Given task: In the entries that follow, find the word "name" and report each line it is on.

Dataset content:

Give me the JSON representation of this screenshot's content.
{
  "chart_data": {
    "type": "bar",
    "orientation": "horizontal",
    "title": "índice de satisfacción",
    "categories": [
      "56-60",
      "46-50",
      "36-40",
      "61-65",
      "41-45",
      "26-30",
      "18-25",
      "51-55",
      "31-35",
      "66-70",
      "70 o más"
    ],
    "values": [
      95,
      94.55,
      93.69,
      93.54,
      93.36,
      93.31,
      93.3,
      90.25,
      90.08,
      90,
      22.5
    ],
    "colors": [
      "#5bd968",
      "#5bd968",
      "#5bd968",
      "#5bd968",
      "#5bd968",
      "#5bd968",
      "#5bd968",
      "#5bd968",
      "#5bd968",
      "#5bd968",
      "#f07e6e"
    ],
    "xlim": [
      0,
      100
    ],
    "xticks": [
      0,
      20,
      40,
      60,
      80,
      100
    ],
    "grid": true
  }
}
--
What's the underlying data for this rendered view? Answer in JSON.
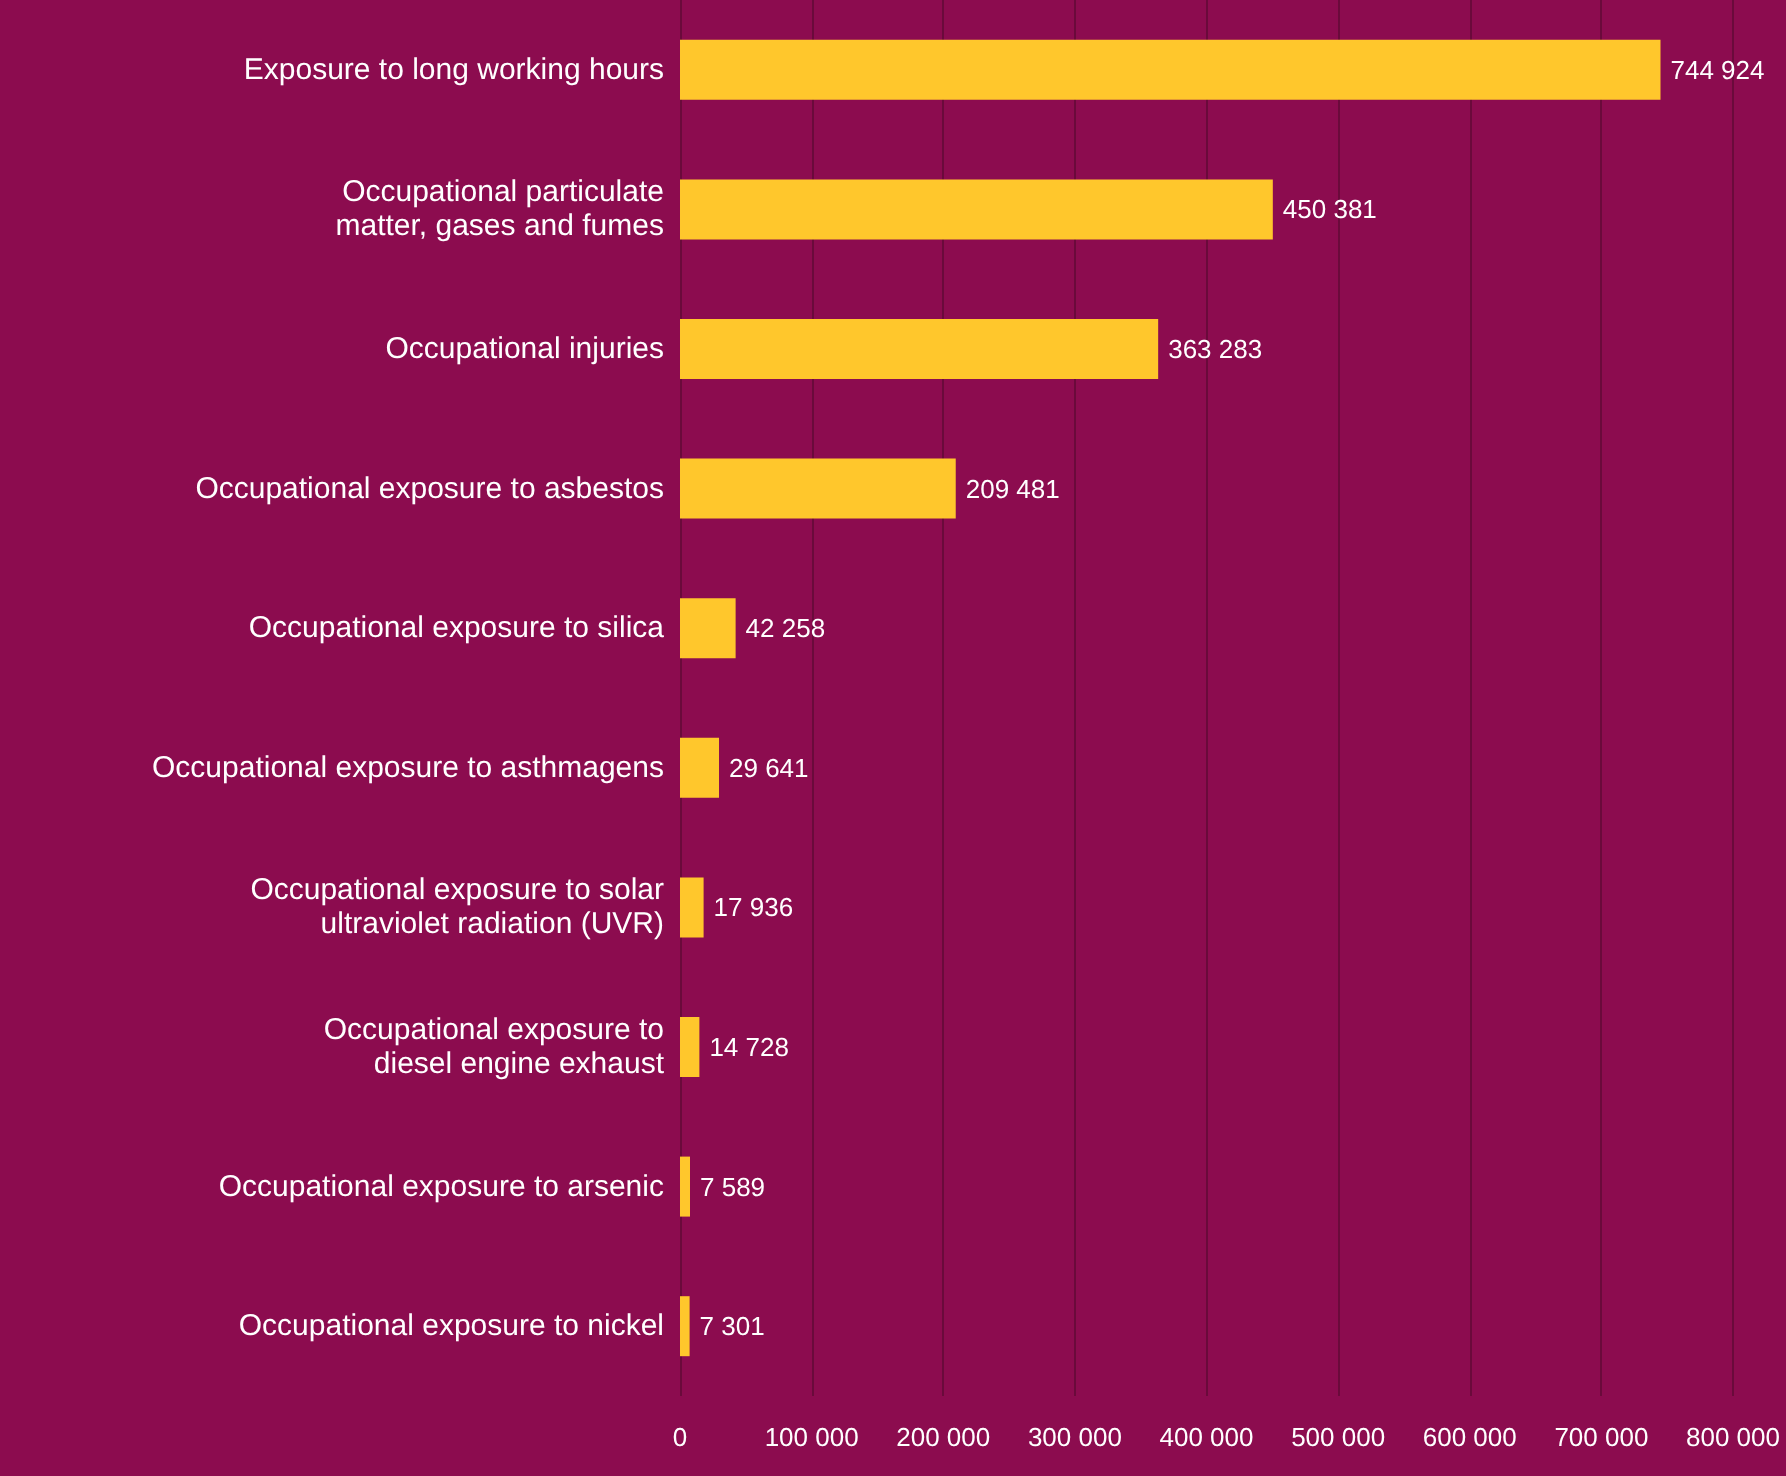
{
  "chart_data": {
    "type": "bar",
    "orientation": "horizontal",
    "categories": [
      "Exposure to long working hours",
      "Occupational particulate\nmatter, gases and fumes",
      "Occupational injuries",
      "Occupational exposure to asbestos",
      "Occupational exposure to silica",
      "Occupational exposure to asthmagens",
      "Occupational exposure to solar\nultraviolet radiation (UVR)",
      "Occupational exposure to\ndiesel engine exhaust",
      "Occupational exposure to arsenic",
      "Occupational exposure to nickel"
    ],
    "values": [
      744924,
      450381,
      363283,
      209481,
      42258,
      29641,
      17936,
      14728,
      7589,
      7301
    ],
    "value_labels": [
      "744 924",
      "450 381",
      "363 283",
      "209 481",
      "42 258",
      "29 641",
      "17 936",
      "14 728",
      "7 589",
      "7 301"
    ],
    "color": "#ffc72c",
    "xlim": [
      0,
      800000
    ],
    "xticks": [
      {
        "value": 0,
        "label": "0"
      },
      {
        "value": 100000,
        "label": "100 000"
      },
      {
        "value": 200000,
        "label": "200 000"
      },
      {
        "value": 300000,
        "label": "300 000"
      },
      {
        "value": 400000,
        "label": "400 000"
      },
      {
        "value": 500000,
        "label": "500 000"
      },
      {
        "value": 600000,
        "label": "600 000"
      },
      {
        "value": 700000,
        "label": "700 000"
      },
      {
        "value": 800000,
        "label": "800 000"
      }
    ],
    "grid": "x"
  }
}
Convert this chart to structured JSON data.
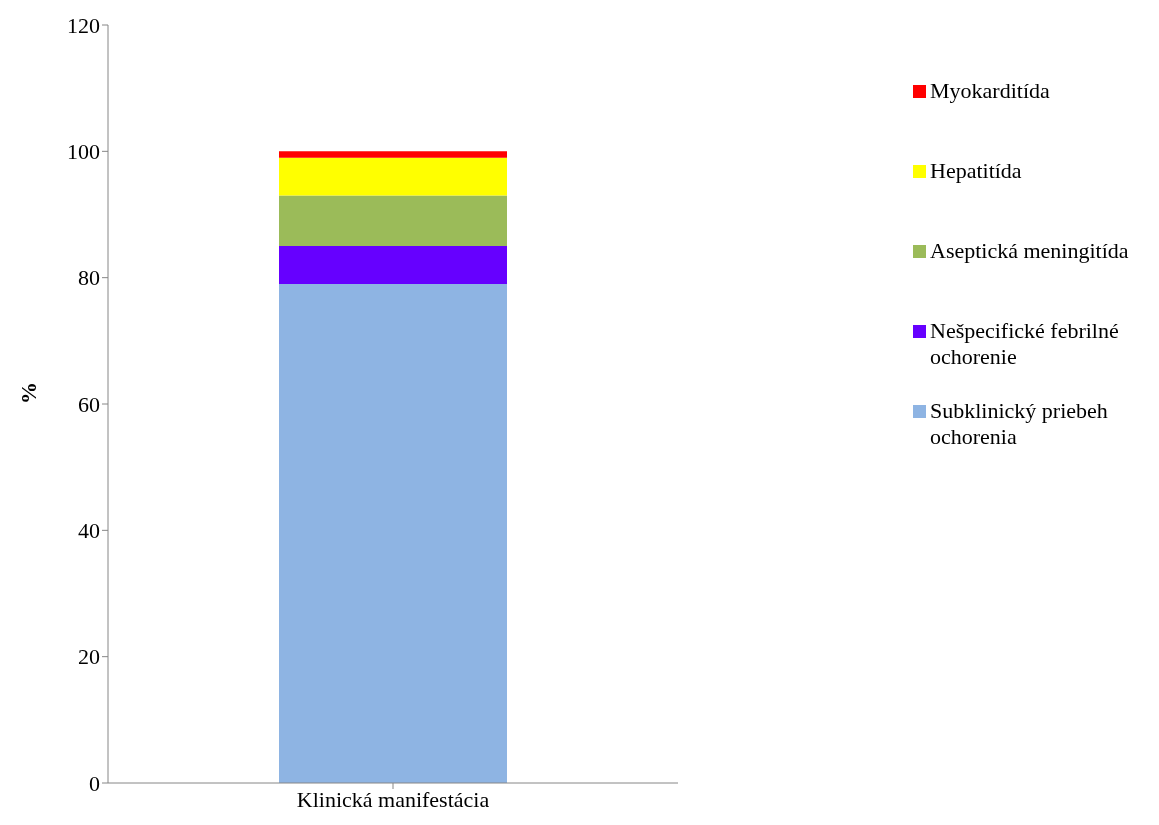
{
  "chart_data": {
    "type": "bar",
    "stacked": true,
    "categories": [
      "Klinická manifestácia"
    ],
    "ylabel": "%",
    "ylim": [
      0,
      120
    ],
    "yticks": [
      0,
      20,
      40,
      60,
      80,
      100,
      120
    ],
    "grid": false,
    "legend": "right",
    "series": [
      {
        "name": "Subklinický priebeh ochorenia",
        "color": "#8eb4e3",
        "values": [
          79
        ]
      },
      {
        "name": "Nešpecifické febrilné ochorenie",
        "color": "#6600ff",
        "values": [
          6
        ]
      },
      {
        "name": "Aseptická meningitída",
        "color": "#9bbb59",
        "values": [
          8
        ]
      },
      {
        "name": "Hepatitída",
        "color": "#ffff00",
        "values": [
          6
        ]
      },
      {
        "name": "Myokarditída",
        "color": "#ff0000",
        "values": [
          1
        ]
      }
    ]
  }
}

Correct response:
        "name": "Subklinický priebeh ochorenia",
        "name": "Nešpecifické febrilné ochorenie",
        "name": "Aseptická meningitída",
        "name": "Hepatitída",
        "name": "Myokarditída",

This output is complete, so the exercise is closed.